WRITTEN INSTRUCTION: Provide an exact transcription of all the records.

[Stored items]
▼▼▼
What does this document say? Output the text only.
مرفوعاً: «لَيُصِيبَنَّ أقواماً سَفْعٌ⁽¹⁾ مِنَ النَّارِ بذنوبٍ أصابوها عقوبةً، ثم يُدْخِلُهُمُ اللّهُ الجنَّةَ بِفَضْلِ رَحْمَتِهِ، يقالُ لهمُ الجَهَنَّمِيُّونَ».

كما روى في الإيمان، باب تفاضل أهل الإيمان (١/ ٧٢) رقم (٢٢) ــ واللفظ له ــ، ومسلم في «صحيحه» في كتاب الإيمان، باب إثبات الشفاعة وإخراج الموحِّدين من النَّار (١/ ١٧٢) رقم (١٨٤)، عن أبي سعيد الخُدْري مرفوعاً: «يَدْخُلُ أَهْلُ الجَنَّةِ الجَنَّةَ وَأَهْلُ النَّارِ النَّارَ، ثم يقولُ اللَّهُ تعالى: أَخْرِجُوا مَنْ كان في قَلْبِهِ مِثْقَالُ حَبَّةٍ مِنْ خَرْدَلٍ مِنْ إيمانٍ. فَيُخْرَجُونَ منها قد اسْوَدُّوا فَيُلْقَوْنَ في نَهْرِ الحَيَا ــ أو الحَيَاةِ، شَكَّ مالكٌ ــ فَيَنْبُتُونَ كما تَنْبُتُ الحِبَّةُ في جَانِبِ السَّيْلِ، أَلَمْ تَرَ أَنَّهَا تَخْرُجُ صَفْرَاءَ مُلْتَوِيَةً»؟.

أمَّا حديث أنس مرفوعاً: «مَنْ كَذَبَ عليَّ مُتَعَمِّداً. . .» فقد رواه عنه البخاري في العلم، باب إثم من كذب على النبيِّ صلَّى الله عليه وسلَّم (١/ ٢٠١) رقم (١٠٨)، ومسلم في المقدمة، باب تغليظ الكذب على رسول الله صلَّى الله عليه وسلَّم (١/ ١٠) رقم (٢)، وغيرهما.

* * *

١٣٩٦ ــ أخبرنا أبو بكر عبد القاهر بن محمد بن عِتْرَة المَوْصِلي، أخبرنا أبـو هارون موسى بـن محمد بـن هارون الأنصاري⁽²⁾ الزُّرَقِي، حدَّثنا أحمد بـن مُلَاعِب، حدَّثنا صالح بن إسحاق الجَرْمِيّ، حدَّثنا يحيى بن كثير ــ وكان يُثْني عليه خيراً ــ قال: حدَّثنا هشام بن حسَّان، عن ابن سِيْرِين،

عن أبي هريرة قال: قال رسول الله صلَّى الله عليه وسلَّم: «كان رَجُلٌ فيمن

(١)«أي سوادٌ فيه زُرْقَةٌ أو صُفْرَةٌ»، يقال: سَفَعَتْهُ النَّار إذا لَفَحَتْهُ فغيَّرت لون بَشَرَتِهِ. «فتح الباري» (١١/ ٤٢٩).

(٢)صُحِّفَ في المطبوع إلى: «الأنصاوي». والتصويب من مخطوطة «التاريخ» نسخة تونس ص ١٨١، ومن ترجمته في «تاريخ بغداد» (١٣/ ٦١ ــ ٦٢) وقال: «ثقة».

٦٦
▲▲▲
COMPLETED TASK:
What does this document say? Output the text only.
مرفوعاً: «لَيُصِيبَنَّ أقواماً سَفْعٌ⁽¹⁾ مِنَ النَّارِ بذنوبٍ أصابوها عقوبةً، ثم يُدْخِلُهُمُ اللّهُ الجنَّةَ بِفَضْلِ رَحْمَتِهِ، يقالُ لهمُ الجَهَنَّمِيُّونَ».

كما روى في الإيمان، باب تفاضل أهل الإيمان (١/ ٧٢) رقم (٢٢) ــ واللفظ له ــ، ومسلم في «صحيحه» في كتاب الإيمان، باب إثبات الشفاعة وإخراج الموحِّدين من النَّار (١/ ١٧٢) رقم (١٨٤)، عن أبي سعيد الخُدْري مرفوعاً: «يَدْخُلُ أَهْلُ الجَنَّةِ الجَنَّةَ وَأَهْلُ النَّارِ النَّارَ، ثم يقولُ اللَّهُ تعالى: أَخْرِجُوا مَنْ كان في قَلْبِهِ مِثْقَالُ حَبَّةٍ مِنْ خَرْدَلٍ مِنْ إيمانٍ. فَيُخْرَجُونَ منها قد اسْوَدُّوا فَيُلْقَوْنَ في نَهْرِ الحَيَا ــ أو الحَيَاةِ، شَكَّ مالكٌ ــ فَيَنْبُتُونَ كما تَنْبُتُ الحِبَّةُ في جَانِبِ السَّيْلِ، أَلَمْ تَرَ أَنَّهَا تَخْرُجُ صَفْرَاءَ مُلْتَوِيَةً»؟.

أمَّا حديث أنس مرفوعاً: «مَنْ كَذَبَ عليَّ مُتَعَمِّداً. . .» فقد رواه عنه البخاري في العلم، باب إثم من كذب على النبيِّ صلَّى الله عليه وسلَّم (١/ ٢٠١) رقم (١٠٨)، ومسلم في المقدمة، باب تغليظ الكذب على رسول الله صلَّى الله عليه وسلَّم (١/ ١٠) رقم (٢)، وغيرهما.

* * *

١٣٩٦ ــ أخبرنا أبو بكر عبد القاهر بن محمد بن عِتْرَة المَوْصِلي، أخبرنا أبـو هارون موسى بـن محمد بـن هارون الأنصاري⁽²⁾ الزُّرَقِي، حدَّثنا أحمد بـن مُلَاعِب، حدَّثنا صالح بن إسحاق الجَرْمِيّ، حدَّثنا يحيى بن كثير ــ وكان يُثْني عليه خيراً ــ قال: حدَّثنا هشام بن حسَّان، عن ابن سِيْرِين،

عن أبي هريرة قال: قال رسول الله صلَّى الله عليه وسلَّم: «كان رَجُلٌ فيمن

(١)«أي سوادٌ فيه زُرْقَةٌ أو صُفْرَةٌ»، يقال: سَفَعَتْهُ النَّار إذا لَفَحَتْهُ فغيَّرت لون بَشَرَتِهِ. «فتح الباري» (١١/ ٤٢٩).

(٢)صُحِّفَ في المطبوع إلى: «الأنصاوي». والتصويب من مخطوطة «التاريخ» نسخة تونس ص ١٨١، ومن ترجمته في «تاريخ بغداد» (١٣/ ٦١ ــ ٦٢) وقال: «ثقة».

٦٦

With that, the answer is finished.